(Entries from a visual dataset)
────

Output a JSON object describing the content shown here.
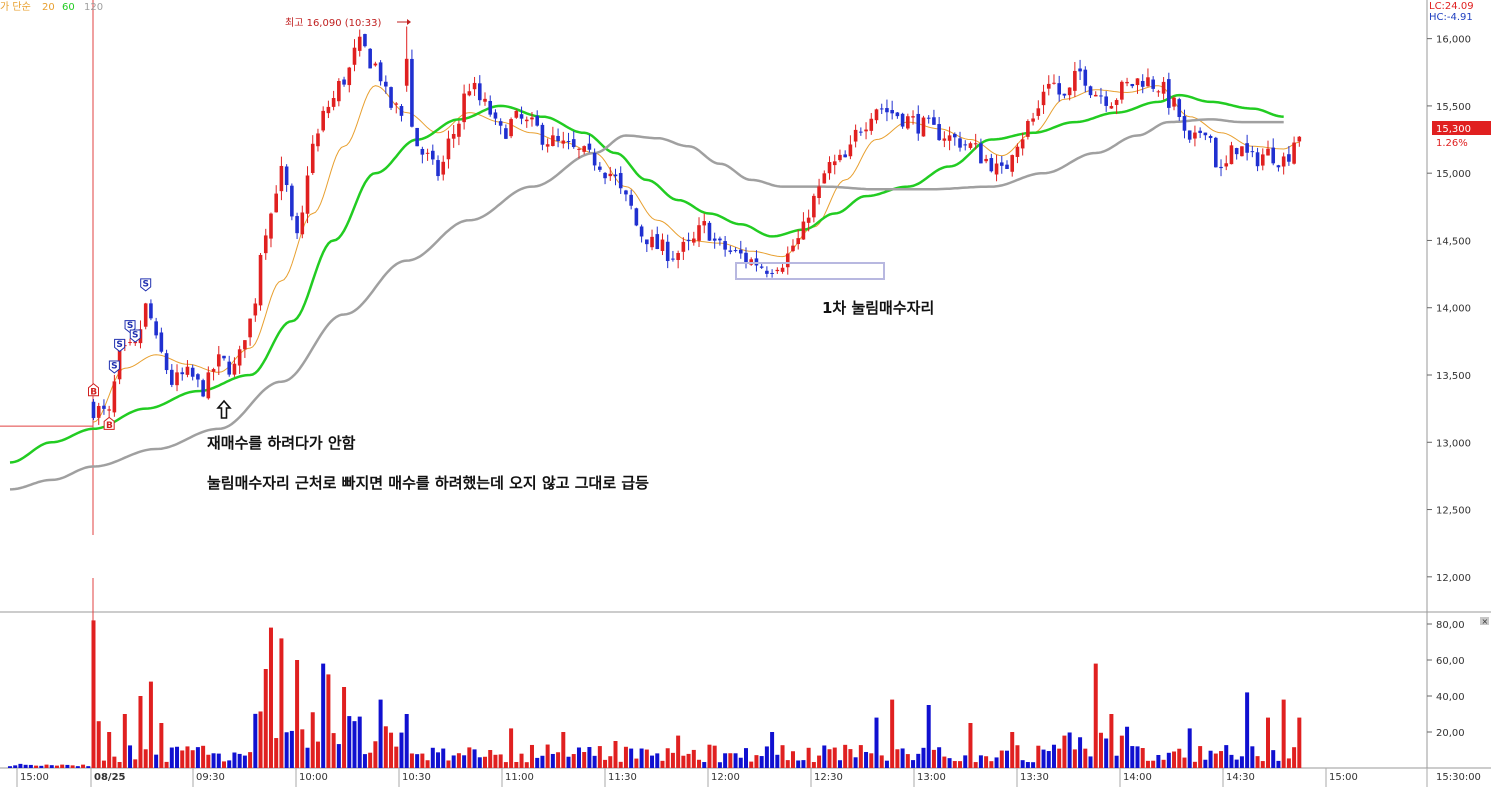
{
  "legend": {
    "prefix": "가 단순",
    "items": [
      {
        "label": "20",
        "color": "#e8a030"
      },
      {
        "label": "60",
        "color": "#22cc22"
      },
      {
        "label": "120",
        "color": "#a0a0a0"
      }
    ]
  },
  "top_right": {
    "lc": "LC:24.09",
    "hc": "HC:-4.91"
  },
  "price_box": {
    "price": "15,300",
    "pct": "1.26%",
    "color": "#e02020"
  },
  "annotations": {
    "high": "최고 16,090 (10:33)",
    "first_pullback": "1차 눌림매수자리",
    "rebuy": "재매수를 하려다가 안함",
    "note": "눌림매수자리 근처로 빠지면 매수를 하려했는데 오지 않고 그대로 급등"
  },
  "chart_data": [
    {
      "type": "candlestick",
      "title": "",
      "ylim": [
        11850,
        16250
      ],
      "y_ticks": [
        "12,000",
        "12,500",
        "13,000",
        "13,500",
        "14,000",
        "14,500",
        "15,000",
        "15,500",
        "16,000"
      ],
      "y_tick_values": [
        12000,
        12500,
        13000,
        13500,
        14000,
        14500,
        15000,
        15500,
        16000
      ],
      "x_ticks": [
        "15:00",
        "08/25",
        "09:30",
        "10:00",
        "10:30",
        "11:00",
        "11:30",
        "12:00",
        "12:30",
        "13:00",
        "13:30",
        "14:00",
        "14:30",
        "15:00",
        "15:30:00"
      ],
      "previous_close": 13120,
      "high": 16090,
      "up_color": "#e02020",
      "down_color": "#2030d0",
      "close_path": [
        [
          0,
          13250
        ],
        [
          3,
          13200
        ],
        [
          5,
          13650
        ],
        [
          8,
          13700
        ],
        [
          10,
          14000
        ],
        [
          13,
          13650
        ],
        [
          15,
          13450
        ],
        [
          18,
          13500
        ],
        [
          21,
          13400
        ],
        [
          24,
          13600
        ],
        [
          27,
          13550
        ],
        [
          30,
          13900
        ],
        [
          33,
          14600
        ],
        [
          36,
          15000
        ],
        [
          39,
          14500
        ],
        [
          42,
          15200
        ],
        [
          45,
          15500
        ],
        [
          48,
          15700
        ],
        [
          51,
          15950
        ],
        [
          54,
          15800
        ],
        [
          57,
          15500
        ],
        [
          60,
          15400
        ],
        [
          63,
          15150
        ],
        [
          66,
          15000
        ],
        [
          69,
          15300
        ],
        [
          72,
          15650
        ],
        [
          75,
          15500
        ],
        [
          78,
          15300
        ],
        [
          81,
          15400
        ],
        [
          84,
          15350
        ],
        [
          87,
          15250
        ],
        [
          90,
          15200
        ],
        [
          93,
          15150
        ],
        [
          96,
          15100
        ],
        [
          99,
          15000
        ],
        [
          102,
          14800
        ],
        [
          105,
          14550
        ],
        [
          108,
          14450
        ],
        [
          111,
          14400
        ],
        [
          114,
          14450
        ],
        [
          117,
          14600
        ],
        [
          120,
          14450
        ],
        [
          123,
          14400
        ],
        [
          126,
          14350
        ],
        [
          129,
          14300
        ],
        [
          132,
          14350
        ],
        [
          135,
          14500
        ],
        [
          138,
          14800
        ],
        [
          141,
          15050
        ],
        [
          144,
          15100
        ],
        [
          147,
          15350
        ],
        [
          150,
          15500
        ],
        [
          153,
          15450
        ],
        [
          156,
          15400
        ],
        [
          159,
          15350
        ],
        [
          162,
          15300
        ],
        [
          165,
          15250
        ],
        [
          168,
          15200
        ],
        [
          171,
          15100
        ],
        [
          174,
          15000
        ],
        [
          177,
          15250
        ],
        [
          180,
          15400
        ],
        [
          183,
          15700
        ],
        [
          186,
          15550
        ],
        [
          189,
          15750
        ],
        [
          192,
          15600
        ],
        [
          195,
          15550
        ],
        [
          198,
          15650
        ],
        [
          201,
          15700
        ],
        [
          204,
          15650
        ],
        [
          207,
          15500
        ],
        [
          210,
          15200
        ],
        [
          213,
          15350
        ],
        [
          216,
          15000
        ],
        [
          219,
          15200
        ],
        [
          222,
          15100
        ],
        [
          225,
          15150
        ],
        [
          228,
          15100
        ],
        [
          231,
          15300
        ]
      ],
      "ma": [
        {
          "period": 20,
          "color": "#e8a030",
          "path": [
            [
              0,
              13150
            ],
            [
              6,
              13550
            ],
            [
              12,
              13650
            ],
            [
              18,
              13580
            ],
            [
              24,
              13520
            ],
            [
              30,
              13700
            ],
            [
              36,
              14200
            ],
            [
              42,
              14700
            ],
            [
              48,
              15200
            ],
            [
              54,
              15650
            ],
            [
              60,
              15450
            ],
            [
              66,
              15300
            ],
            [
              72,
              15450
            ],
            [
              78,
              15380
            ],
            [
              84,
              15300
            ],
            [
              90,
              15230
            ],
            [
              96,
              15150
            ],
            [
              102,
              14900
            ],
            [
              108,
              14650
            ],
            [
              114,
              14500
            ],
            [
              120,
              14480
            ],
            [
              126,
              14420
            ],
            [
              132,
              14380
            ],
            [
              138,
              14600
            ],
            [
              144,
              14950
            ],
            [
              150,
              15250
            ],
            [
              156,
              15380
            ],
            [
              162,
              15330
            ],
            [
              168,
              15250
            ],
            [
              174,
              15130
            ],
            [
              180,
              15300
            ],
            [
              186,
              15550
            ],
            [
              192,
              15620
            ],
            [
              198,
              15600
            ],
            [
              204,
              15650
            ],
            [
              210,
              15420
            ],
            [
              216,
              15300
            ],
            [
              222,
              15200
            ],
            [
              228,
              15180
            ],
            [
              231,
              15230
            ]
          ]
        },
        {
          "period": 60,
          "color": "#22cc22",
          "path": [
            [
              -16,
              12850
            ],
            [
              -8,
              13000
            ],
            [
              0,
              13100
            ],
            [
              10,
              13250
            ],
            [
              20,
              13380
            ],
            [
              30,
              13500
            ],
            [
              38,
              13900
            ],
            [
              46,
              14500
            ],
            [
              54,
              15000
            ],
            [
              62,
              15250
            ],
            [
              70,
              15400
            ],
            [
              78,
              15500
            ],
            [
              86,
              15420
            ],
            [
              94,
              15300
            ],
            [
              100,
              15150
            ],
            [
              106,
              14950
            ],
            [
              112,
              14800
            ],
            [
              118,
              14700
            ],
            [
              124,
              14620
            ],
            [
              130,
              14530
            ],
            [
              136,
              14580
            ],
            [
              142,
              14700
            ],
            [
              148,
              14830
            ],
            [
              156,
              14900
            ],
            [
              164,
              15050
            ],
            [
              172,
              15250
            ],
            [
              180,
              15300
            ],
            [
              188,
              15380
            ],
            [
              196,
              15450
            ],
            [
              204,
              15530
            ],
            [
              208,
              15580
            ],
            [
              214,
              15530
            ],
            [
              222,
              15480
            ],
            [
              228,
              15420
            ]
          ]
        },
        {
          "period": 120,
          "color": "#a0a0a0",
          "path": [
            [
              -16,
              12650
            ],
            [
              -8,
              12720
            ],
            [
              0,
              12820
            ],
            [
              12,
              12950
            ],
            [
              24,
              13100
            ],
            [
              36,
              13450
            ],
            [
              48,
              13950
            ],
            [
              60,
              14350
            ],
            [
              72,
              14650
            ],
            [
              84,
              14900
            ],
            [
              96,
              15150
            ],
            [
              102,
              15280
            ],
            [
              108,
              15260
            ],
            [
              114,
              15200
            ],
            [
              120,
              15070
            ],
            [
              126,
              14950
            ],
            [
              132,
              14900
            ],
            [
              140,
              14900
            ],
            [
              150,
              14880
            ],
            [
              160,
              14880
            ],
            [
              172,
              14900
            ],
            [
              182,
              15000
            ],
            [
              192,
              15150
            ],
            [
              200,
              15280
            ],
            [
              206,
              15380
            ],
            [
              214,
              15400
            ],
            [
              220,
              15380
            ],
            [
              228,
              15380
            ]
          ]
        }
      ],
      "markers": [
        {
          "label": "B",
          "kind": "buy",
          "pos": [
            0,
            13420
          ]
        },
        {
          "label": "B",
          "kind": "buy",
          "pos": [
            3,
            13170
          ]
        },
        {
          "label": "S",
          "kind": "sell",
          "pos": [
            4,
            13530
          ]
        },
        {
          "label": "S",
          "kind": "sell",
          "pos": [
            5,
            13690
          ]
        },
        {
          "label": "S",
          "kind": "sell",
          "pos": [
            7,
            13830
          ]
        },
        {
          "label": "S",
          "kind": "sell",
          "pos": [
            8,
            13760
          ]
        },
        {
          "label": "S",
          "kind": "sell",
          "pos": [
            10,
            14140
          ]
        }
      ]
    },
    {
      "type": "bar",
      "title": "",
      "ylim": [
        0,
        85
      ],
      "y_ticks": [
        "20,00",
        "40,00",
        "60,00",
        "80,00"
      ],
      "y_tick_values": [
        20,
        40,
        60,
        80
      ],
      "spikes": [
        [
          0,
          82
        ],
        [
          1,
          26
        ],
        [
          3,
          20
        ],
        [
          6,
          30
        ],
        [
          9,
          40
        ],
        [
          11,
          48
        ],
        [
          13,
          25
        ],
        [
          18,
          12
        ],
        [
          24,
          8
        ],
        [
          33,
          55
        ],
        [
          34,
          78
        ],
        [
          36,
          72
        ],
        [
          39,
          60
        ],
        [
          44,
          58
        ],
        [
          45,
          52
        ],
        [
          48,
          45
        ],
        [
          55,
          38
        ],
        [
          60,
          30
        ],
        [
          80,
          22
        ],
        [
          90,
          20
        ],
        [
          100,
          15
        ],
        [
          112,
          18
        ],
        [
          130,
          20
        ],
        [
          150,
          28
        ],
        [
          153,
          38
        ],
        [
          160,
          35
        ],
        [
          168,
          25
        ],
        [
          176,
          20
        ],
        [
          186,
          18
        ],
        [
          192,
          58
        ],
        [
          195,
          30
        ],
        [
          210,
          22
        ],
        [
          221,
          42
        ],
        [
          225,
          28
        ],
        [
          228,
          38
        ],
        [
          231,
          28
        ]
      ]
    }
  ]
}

────

*Written instruction*: Which lines of the data include "눌림매수자리"? Copy each of them.

*Final result*:
    "first_pullback": "1차 눌림매수자리",
    "note": "눌림매수자리 근처로 빠지면 매수를 하려했는데 오지 않고 그대로 급등"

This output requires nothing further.